● **Data items**
——————
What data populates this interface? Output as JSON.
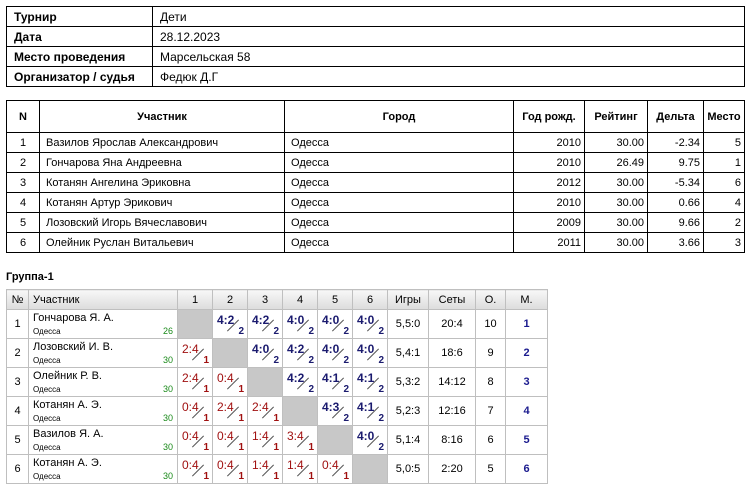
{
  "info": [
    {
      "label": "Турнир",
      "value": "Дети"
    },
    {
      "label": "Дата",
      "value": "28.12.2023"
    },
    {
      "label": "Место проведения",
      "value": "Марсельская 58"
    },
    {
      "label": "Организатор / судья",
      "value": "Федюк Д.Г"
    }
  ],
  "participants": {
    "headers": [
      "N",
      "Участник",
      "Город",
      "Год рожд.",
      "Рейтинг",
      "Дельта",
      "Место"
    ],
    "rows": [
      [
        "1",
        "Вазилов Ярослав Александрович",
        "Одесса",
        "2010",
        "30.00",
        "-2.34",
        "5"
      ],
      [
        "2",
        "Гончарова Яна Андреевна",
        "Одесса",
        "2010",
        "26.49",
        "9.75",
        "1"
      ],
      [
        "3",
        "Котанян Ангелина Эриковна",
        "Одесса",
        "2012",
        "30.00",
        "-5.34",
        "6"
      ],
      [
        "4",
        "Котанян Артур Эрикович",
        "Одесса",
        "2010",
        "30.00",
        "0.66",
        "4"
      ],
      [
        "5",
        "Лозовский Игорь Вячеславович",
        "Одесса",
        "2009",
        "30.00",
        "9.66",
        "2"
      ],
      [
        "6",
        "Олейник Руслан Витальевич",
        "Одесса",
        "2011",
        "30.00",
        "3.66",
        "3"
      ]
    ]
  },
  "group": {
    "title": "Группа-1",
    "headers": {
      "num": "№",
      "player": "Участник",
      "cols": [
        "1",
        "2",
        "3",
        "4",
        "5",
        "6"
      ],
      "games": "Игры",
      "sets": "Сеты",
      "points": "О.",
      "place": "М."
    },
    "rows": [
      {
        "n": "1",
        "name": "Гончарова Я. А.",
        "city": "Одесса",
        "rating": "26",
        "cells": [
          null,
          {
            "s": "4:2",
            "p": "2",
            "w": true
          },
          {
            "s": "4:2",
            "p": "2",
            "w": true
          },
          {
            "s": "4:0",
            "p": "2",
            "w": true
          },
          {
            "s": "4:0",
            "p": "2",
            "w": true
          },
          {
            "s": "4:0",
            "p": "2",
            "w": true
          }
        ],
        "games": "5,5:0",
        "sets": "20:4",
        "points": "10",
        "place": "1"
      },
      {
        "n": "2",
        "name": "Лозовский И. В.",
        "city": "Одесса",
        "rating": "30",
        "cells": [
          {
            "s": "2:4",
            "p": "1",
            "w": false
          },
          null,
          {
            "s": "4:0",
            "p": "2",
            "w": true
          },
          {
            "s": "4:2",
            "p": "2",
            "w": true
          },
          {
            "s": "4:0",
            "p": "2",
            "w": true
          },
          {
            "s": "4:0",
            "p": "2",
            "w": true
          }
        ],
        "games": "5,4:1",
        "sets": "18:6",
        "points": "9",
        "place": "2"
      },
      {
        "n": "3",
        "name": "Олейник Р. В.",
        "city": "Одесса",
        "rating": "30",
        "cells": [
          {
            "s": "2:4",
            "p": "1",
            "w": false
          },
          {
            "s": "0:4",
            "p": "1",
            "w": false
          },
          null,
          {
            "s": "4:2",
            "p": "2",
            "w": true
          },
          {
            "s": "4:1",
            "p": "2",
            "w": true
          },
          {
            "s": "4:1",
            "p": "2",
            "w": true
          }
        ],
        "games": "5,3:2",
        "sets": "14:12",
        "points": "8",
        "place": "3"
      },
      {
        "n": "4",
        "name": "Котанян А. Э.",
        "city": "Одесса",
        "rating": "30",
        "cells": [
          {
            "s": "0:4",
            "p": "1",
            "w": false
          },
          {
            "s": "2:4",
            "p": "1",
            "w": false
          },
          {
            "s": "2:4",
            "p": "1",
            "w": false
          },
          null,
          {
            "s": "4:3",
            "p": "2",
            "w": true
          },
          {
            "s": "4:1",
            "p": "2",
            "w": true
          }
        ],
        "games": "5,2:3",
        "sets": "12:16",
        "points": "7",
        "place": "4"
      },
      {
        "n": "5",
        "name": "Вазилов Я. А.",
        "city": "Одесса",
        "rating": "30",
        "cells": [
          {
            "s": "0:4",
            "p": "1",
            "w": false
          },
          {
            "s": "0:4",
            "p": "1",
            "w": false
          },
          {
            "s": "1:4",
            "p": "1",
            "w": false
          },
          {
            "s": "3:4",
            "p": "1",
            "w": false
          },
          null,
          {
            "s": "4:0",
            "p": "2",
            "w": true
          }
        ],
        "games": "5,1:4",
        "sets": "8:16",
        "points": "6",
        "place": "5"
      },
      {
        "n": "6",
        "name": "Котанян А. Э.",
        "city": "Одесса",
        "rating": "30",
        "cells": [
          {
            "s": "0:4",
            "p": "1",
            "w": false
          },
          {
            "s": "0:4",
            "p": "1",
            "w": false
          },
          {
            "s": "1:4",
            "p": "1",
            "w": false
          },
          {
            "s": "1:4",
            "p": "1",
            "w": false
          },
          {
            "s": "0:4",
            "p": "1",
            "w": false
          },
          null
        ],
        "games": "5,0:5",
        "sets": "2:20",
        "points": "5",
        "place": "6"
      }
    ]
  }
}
——————
Write every entry out again exactly, dropping the pictures.

What data populates this interface? Output as JSON.
{
  "info": [
    {
      "label": "Турнир",
      "value": "Дети"
    },
    {
      "label": "Дата",
      "value": "28.12.2023"
    },
    {
      "label": "Место проведения",
      "value": "Марсельская 58"
    },
    {
      "label": "Организатор / судья",
      "value": "Федюк Д.Г"
    }
  ],
  "participants": {
    "headers": [
      "N",
      "Участник",
      "Город",
      "Год рожд.",
      "Рейтинг",
      "Дельта",
      "Место"
    ],
    "rows": [
      [
        "1",
        "Вазилов Ярослав Александрович",
        "Одесса",
        "2010",
        "30.00",
        "-2.34",
        "5"
      ],
      [
        "2",
        "Гончарова Яна Андреевна",
        "Одесса",
        "2010",
        "26.49",
        "9.75",
        "1"
      ],
      [
        "3",
        "Котанян Ангелина Эриковна",
        "Одесса",
        "2012",
        "30.00",
        "-5.34",
        "6"
      ],
      [
        "4",
        "Котанян Артур Эрикович",
        "Одесса",
        "2010",
        "30.00",
        "0.66",
        "4"
      ],
      [
        "5",
        "Лозовский Игорь Вячеславович",
        "Одесса",
        "2009",
        "30.00",
        "9.66",
        "2"
      ],
      [
        "6",
        "Олейник Руслан Витальевич",
        "Одесса",
        "2011",
        "30.00",
        "3.66",
        "3"
      ]
    ]
  },
  "group": {
    "title": "Группа-1",
    "headers": {
      "num": "№",
      "player": "Участник",
      "cols": [
        "1",
        "2",
        "3",
        "4",
        "5",
        "6"
      ],
      "games": "Игры",
      "sets": "Сеты",
      "points": "О.",
      "place": "М."
    },
    "rows": [
      {
        "n": "1",
        "name": "Гончарова Я. А.",
        "city": "Одесса",
        "rating": "26",
        "cells": [
          null,
          {
            "s": "4:2",
            "p": "2",
            "w": true
          },
          {
            "s": "4:2",
            "p": "2",
            "w": true
          },
          {
            "s": "4:0",
            "p": "2",
            "w": true
          },
          {
            "s": "4:0",
            "p": "2",
            "w": true
          },
          {
            "s": "4:0",
            "p": "2",
            "w": true
          }
        ],
        "games": "5,5:0",
        "sets": "20:4",
        "points": "10",
        "place": "1"
      },
      {
        "n": "2",
        "name": "Лозовский И. В.",
        "city": "Одесса",
        "rating": "30",
        "cells": [
          {
            "s": "2:4",
            "p": "1",
            "w": false
          },
          null,
          {
            "s": "4:0",
            "p": "2",
            "w": true
          },
          {
            "s": "4:2",
            "p": "2",
            "w": true
          },
          {
            "s": "4:0",
            "p": "2",
            "w": true
          },
          {
            "s": "4:0",
            "p": "2",
            "w": true
          }
        ],
        "games": "5,4:1",
        "sets": "18:6",
        "points": "9",
        "place": "2"
      },
      {
        "n": "3",
        "name": "Олейник Р. В.",
        "city": "Одесса",
        "rating": "30",
        "cells": [
          {
            "s": "2:4",
            "p": "1",
            "w": false
          },
          {
            "s": "0:4",
            "p": "1",
            "w": false
          },
          null,
          {
            "s": "4:2",
            "p": "2",
            "w": true
          },
          {
            "s": "4:1",
            "p": "2",
            "w": true
          },
          {
            "s": "4:1",
            "p": "2",
            "w": true
          }
        ],
        "games": "5,3:2",
        "sets": "14:12",
        "points": "8",
        "place": "3"
      },
      {
        "n": "4",
        "name": "Котанян А. Э.",
        "city": "Одесса",
        "rating": "30",
        "cells": [
          {
            "s": "0:4",
            "p": "1",
            "w": false
          },
          {
            "s": "2:4",
            "p": "1",
            "w": false
          },
          {
            "s": "2:4",
            "p": "1",
            "w": false
          },
          null,
          {
            "s": "4:3",
            "p": "2",
            "w": true
          },
          {
            "s": "4:1",
            "p": "2",
            "w": true
          }
        ],
        "games": "5,2:3",
        "sets": "12:16",
        "points": "7",
        "place": "4"
      },
      {
        "n": "5",
        "name": "Вазилов Я. А.",
        "city": "Одесса",
        "rating": "30",
        "cells": [
          {
            "s": "0:4",
            "p": "1",
            "w": false
          },
          {
            "s": "0:4",
            "p": "1",
            "w": false
          },
          {
            "s": "1:4",
            "p": "1",
            "w": false
          },
          {
            "s": "3:4",
            "p": "1",
            "w": false
          },
          null,
          {
            "s": "4:0",
            "p": "2",
            "w": true
          }
        ],
        "games": "5,1:4",
        "sets": "8:16",
        "points": "6",
        "place": "5"
      },
      {
        "n": "6",
        "name": "Котанян А. Э.",
        "city": "Одесса",
        "rating": "30",
        "cells": [
          {
            "s": "0:4",
            "p": "1",
            "w": false
          },
          {
            "s": "0:4",
            "p": "1",
            "w": false
          },
          {
            "s": "1:4",
            "p": "1",
            "w": false
          },
          {
            "s": "1:4",
            "p": "1",
            "w": false
          },
          {
            "s": "0:4",
            "p": "1",
            "w": false
          },
          null
        ],
        "games": "5,0:5",
        "sets": "2:20",
        "points": "5",
        "place": "6"
      }
    ]
  }
}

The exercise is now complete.